• [What the exercise asks]
Below are the records; locate each line with the word "ylabel" and copy it.

***** Records for this task

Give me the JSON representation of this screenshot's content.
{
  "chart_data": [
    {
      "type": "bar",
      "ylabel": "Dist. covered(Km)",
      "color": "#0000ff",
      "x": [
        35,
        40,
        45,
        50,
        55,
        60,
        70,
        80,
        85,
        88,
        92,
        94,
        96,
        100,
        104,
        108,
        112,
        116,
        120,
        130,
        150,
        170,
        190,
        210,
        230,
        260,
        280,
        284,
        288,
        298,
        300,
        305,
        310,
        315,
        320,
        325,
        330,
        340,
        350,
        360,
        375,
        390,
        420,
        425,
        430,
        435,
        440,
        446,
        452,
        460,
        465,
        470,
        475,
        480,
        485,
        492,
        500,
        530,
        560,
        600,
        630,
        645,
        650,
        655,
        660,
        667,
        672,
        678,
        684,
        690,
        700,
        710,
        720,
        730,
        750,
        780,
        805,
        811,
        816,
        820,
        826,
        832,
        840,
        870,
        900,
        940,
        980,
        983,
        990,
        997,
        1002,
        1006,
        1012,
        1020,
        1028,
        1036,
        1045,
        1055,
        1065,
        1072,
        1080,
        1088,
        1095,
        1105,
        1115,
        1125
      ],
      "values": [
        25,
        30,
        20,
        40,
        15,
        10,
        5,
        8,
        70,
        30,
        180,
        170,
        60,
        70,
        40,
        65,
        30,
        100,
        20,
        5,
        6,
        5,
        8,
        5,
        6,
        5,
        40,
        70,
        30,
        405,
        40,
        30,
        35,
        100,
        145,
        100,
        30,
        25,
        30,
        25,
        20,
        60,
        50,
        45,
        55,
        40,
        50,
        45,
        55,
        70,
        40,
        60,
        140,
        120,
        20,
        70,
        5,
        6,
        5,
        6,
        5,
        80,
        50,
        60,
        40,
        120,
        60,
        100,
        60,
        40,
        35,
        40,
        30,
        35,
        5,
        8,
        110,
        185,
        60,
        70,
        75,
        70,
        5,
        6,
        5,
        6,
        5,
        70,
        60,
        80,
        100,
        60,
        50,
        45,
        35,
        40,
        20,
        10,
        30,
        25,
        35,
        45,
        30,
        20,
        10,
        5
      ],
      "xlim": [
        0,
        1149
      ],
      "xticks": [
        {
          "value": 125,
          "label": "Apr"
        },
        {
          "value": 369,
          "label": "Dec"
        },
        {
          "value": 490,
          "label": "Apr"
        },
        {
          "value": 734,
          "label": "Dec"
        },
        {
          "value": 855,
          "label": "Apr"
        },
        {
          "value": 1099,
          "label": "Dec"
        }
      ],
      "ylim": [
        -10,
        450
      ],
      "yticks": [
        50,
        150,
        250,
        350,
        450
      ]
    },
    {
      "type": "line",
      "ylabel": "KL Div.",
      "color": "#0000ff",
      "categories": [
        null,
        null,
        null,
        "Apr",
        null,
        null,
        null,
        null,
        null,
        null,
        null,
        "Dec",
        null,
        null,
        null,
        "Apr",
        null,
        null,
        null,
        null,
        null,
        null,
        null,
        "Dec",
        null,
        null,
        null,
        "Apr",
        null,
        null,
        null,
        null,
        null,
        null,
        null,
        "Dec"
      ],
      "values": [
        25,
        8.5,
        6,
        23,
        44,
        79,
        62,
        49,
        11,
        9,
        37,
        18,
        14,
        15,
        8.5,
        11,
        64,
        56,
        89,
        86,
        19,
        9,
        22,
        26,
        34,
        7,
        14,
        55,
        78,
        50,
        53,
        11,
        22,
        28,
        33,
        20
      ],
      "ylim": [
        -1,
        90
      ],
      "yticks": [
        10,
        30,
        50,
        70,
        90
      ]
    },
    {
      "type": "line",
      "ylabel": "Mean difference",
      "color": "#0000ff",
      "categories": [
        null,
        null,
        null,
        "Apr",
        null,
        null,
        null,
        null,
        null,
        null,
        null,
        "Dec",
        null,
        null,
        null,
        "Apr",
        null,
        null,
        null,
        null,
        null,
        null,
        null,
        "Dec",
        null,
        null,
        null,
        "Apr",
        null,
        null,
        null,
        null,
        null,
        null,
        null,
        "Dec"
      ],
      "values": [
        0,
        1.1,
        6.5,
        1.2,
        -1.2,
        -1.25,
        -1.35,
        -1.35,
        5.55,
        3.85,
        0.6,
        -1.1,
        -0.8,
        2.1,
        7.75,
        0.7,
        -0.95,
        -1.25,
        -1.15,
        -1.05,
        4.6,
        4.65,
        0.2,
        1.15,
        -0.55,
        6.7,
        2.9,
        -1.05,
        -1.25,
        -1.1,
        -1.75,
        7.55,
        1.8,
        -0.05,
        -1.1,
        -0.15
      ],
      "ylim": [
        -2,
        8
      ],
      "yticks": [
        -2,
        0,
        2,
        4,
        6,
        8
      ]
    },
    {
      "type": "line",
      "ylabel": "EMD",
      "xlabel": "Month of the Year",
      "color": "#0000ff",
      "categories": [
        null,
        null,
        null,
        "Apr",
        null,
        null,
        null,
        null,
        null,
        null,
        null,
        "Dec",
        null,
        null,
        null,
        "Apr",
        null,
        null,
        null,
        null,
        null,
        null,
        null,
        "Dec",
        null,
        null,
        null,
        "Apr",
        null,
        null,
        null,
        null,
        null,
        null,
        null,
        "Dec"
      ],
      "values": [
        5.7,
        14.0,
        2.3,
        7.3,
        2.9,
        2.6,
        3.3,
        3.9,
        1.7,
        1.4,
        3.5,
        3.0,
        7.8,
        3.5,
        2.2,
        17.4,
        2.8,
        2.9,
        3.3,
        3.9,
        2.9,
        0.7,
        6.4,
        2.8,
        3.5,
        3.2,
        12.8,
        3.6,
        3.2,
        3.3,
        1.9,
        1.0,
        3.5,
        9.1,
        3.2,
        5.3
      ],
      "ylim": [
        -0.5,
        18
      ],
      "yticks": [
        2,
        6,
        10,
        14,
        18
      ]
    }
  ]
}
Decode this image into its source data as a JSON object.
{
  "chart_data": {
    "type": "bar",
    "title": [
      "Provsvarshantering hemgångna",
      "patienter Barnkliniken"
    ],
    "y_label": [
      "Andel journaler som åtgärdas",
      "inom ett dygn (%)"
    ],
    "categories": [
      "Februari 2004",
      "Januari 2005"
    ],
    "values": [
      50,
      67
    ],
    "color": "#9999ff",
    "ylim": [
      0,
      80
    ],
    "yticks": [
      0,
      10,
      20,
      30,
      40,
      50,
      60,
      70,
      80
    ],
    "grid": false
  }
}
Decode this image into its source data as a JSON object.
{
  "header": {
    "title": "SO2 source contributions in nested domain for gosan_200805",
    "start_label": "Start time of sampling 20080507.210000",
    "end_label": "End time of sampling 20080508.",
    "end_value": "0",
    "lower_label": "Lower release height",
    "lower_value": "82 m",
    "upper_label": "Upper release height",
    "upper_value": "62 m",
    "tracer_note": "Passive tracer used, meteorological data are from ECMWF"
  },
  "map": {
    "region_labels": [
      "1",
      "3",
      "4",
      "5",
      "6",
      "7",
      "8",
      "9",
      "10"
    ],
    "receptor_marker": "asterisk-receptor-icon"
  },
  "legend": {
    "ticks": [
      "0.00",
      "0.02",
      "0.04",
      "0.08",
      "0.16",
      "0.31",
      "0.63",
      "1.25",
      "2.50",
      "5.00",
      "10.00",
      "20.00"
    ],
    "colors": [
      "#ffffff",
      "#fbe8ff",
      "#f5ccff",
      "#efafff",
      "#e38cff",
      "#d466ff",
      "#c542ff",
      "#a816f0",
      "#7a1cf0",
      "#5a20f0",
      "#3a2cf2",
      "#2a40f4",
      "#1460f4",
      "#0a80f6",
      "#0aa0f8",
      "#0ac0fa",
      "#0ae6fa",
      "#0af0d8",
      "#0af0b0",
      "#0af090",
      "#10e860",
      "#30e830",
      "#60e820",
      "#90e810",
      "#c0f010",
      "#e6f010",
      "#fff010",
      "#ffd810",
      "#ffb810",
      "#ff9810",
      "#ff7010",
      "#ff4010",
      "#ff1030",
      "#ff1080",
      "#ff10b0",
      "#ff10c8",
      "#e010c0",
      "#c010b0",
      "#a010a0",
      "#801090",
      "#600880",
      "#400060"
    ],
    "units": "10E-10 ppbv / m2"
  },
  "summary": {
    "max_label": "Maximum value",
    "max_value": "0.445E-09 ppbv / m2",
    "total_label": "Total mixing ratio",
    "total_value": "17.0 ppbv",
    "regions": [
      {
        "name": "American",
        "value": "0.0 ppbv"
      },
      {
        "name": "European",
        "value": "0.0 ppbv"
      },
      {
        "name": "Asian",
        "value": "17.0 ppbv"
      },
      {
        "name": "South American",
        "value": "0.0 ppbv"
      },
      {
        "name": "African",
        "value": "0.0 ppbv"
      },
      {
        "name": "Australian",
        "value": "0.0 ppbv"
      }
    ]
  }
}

**********

• [Task result]
      "ylabel": "Dist. covered(Km)",
      "ylabel": "KL Div.",
      "ylabel": "Mean difference",
      "ylabel": "EMD",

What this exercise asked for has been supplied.